**TASK DIRECTIONS**
Lines holding the string "title" are the ones to copy from this listing.

**ROWS**
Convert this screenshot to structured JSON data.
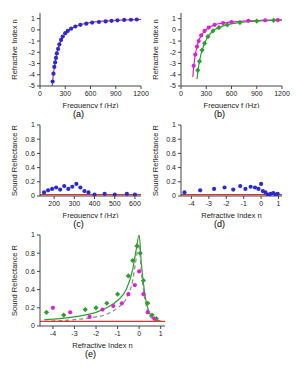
{
  "chart_data": [
    {
      "type": "scatter",
      "title": "(a)",
      "x_label": "Frequency  f (Hz)",
      "y_label": "Refractive Index  n",
      "xlim": [
        0,
        1200
      ],
      "xticks": [
        0,
        300,
        600,
        900,
        1200
      ],
      "ylim": [
        -5,
        1.5
      ],
      "yticks": [
        -5,
        -4,
        -3,
        -2,
        -1,
        0,
        1
      ],
      "series": [
        {
          "type": "scatter",
          "color": "#2b2bd0",
          "marker": "circle",
          "x": [
            150,
            160,
            170,
            180,
            190,
            200,
            215,
            230,
            250,
            270,
            300,
            330,
            370,
            420,
            480,
            550,
            620,
            700,
            780,
            850,
            920,
            1000,
            1080,
            1150
          ],
          "values": [
            -4.6,
            -3.9,
            -3.3,
            -2.9,
            -2.5,
            -2.1,
            -1.7,
            -1.3,
            -0.9,
            -0.6,
            -0.3,
            -0.1,
            0.1,
            0.3,
            0.45,
            0.55,
            0.65,
            0.7,
            0.75,
            0.8,
            0.85,
            0.88,
            0.9,
            0.92
          ]
        },
        {
          "type": "line",
          "color": "#d0306a",
          "line_style": "solid",
          "x": [
            145,
            160,
            180,
            200,
            230,
            260,
            300,
            350,
            420,
            500,
            600,
            750,
            900,
            1050,
            1200
          ],
          "values": [
            -5,
            -3.9,
            -2.9,
            -2.1,
            -1.35,
            -0.8,
            -0.35,
            0.0,
            0.3,
            0.5,
            0.65,
            0.78,
            0.85,
            0.89,
            0.92
          ]
        }
      ]
    },
    {
      "type": "scatter",
      "title": "(b)",
      "x_label": "Frequency  f (Hz)",
      "y_label": "Refractive Index  n",
      "xlim": [
        0,
        1200
      ],
      "xticks": [
        0,
        300,
        600,
        900,
        1200
      ],
      "ylim": [
        -5,
        1.5
      ],
      "yticks": [
        -5,
        -4,
        -3,
        -2,
        -1,
        0,
        1
      ],
      "series": [
        {
          "type": "scatter",
          "color": "#e020d0",
          "marker": "circle",
          "x": [
            150,
            170,
            190,
            210,
            240,
            280,
            330,
            400,
            500,
            600,
            800,
            1000,
            1150
          ],
          "values": [
            -3.2,
            -2.2,
            -1.5,
            -1.0,
            -0.5,
            -0.1,
            0.2,
            0.45,
            0.6,
            0.7,
            0.8,
            0.85,
            0.87
          ]
        },
        {
          "type": "line",
          "color": "#e020d0",
          "line_style": "solid",
          "x": [
            140,
            160,
            190,
            220,
            260,
            320,
            400,
            500,
            700,
            900,
            1200
          ],
          "values": [
            -4.2,
            -2.7,
            -1.5,
            -0.8,
            -0.3,
            0.15,
            0.45,
            0.6,
            0.76,
            0.83,
            0.88
          ]
        },
        {
          "type": "scatter",
          "color": "#2e9e2e",
          "marker": "diamond",
          "x": [
            200,
            220,
            250,
            280,
            320,
            380,
            450,
            550,
            700,
            900,
            1100
          ],
          "values": [
            -3.6,
            -2.8,
            -1.8,
            -1.2,
            -0.6,
            -0.1,
            0.2,
            0.45,
            0.65,
            0.78,
            0.85
          ]
        },
        {
          "type": "line",
          "color": "#2e9e2e",
          "line_style": "solid",
          "x": [
            190,
            210,
            240,
            280,
            330,
            400,
            500,
            650,
            850,
            1200
          ],
          "values": [
            -4.4,
            -3.2,
            -2.1,
            -1.2,
            -0.5,
            0.0,
            0.35,
            0.6,
            0.76,
            0.87
          ]
        }
      ]
    },
    {
      "type": "scatter",
      "title": "(c)",
      "x_label": "Frequency  f (Hz)",
      "y_label": "Sound Reflectance  R",
      "xlim": [
        130,
        630
      ],
      "xticks": [
        200,
        300,
        400,
        500,
        600
      ],
      "ylim": [
        0,
        1
      ],
      "yticks": [
        0,
        0.2,
        0.4,
        0.6,
        0.8,
        1
      ],
      "series": [
        {
          "type": "scatter",
          "color": "#2b2bd0",
          "marker": "circle",
          "x": [
            150,
            170,
            190,
            210,
            230,
            250,
            270,
            290,
            310,
            330,
            350,
            370,
            400,
            450,
            500,
            560,
            600
          ],
          "values": [
            0.05,
            0.08,
            0.1,
            0.12,
            0.09,
            0.14,
            0.1,
            0.13,
            0.17,
            0.12,
            0.07,
            0.05,
            0.02,
            0.03,
            0.02,
            0.03,
            0.02
          ]
        },
        {
          "type": "line",
          "color": "#e03030",
          "line_style": "solid",
          "x": [
            130,
            630
          ],
          "values": [
            0.02,
            0.02
          ]
        }
      ]
    },
    {
      "type": "scatter",
      "title": "(d)",
      "x_label": "Refractive Index  n",
      "y_label": "Sound Reflectance  R",
      "xlim": [
        -4.6,
        1.2
      ],
      "xticks": [
        -4,
        -3,
        -2,
        -1,
        0,
        1
      ],
      "ylim": [
        0,
        1
      ],
      "yticks": [
        0,
        0.2,
        0.4,
        0.6,
        0.8,
        1
      ],
      "series": [
        {
          "type": "scatter",
          "color": "#2b2bd0",
          "marker": "circle",
          "x": [
            -4.4,
            -3.5,
            -2.7,
            -2.1,
            -1.6,
            -1.2,
            -0.9,
            -0.6,
            -0.35,
            -0.15,
            0.0,
            0.1,
            0.25,
            0.4,
            0.55,
            0.7,
            0.85,
            0.95
          ],
          "values": [
            0.05,
            0.08,
            0.1,
            0.12,
            0.09,
            0.14,
            0.1,
            0.13,
            0.12,
            0.1,
            0.17,
            0.07,
            0.05,
            0.02,
            0.03,
            0.04,
            0.02,
            0.03
          ]
        },
        {
          "type": "line",
          "color": "#e03030",
          "line_style": "solid",
          "x": [
            -4.6,
            1.2
          ],
          "values": [
            0.02,
            0.02
          ]
        }
      ]
    },
    {
      "type": "scatter",
      "title": "(e)",
      "x_label": "Refractive Index  n",
      "y_label": "Sound Reflectance  R",
      "xlim": [
        -4.6,
        1.2
      ],
      "xticks": [
        -4,
        -3,
        -2,
        -1,
        0,
        1
      ],
      "ylim": [
        0,
        1
      ],
      "yticks": [
        0,
        0.2,
        0.4,
        0.6,
        0.8,
        1
      ],
      "series": [
        {
          "type": "line",
          "color": "#2e9e2e",
          "line_style": "solid",
          "x": [
            -4.4,
            -3,
            -2,
            -1.5,
            -1,
            -0.6,
            -0.3,
            -0.15,
            0,
            0.1,
            0.3,
            0.6,
            1
          ],
          "values": [
            0.07,
            0.1,
            0.15,
            0.2,
            0.28,
            0.4,
            0.62,
            0.82,
            1.0,
            0.7,
            0.3,
            0.1,
            0.05
          ]
        },
        {
          "type": "line",
          "color": "#888888",
          "line_style": "dashed",
          "x": [
            -4.4,
            -3,
            -2,
            -1.5,
            -1,
            -0.6,
            -0.3,
            -0.15,
            0,
            0.1,
            0.3,
            0.6,
            1
          ],
          "values": [
            0.05,
            0.07,
            0.1,
            0.13,
            0.2,
            0.3,
            0.5,
            0.72,
            0.9,
            0.6,
            0.25,
            0.08,
            0.04
          ]
        },
        {
          "type": "line",
          "color": "#e03030",
          "line_style": "solid",
          "x": [
            -4.6,
            1.2
          ],
          "values": [
            0.05,
            0.05
          ]
        },
        {
          "type": "scatter",
          "color": "#2e9e2e",
          "marker": "diamond",
          "x": [
            -4.3,
            -3.5,
            -2.5,
            -2,
            -1.5,
            -1,
            -0.5,
            -0.3,
            -0.1,
            0.05,
            0.2,
            0.4,
            0.6,
            0.8
          ],
          "values": [
            0.15,
            0.12,
            0.18,
            0.2,
            0.25,
            0.35,
            0.55,
            0.72,
            0.88,
            0.8,
            0.5,
            0.25,
            0.12,
            0.08
          ]
        },
        {
          "type": "scatter",
          "color": "#e020d0",
          "marker": "circle",
          "x": [
            -4,
            -3.2,
            -2.3,
            -1.7,
            -1.2,
            -0.8,
            -0.5,
            -0.2,
            0,
            0.2,
            0.4,
            0.7
          ],
          "values": [
            0.2,
            0.15,
            0.1,
            0.18,
            0.22,
            0.25,
            0.35,
            0.45,
            0.6,
            0.35,
            0.15,
            0.08
          ]
        }
      ]
    }
  ]
}
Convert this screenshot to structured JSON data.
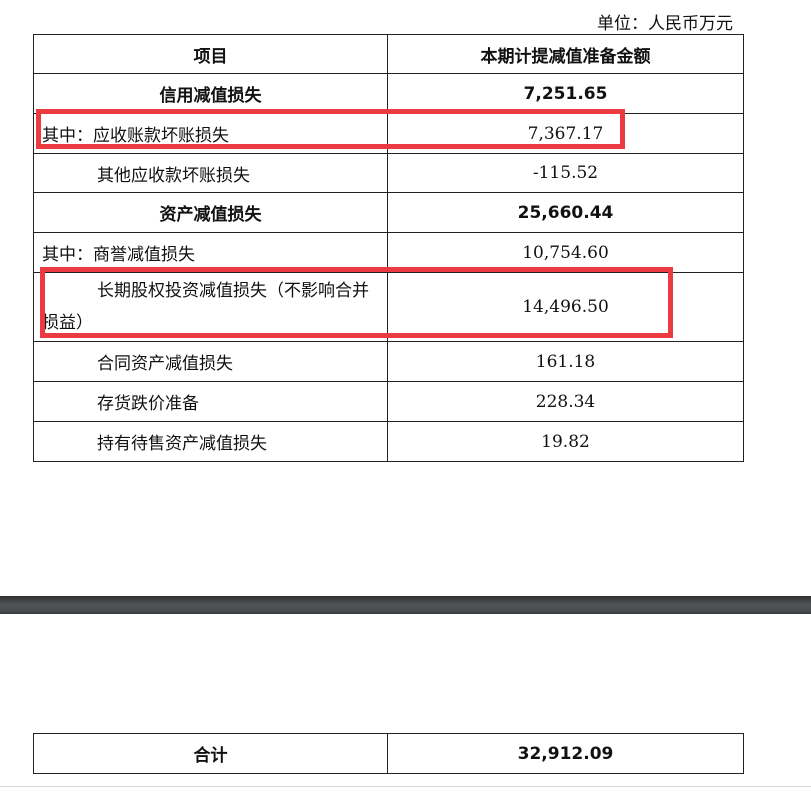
{
  "unit": "单位：人民币万元",
  "header": {
    "item": "项目",
    "amount": "本期计提减值准备金额"
  },
  "rows": [
    {
      "label": "信用减值损失",
      "value": "7,251.65"
    },
    {
      "label": "其中：应收账款坏账损失",
      "value": "7,367.17"
    },
    {
      "label": "其他应收款坏账损失",
      "value": "-115.52"
    },
    {
      "label": "资产减值损失",
      "value": "25,660.44"
    },
    {
      "label": "其中：商誉减值损失",
      "value": "10,754.60"
    },
    {
      "label": "长期股权投资减值损失（不影响合并",
      "label2": "损益）",
      "value": "14,496.50"
    },
    {
      "label": "合同资产减值损失",
      "value": "161.18"
    },
    {
      "label": "存货跌价准备",
      "value": "228.34"
    },
    {
      "label": "持有待售资产减值损失",
      "value": "19.82"
    }
  ],
  "total": {
    "label": "合计",
    "value": "32,912.09"
  },
  "highlight_color": "#ec3b40"
}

**THE REPLY**
      "title": "(a)",
      "title": "(b)",
      "title": "(c)",
      "title": "(d)",
      "title": "(e)",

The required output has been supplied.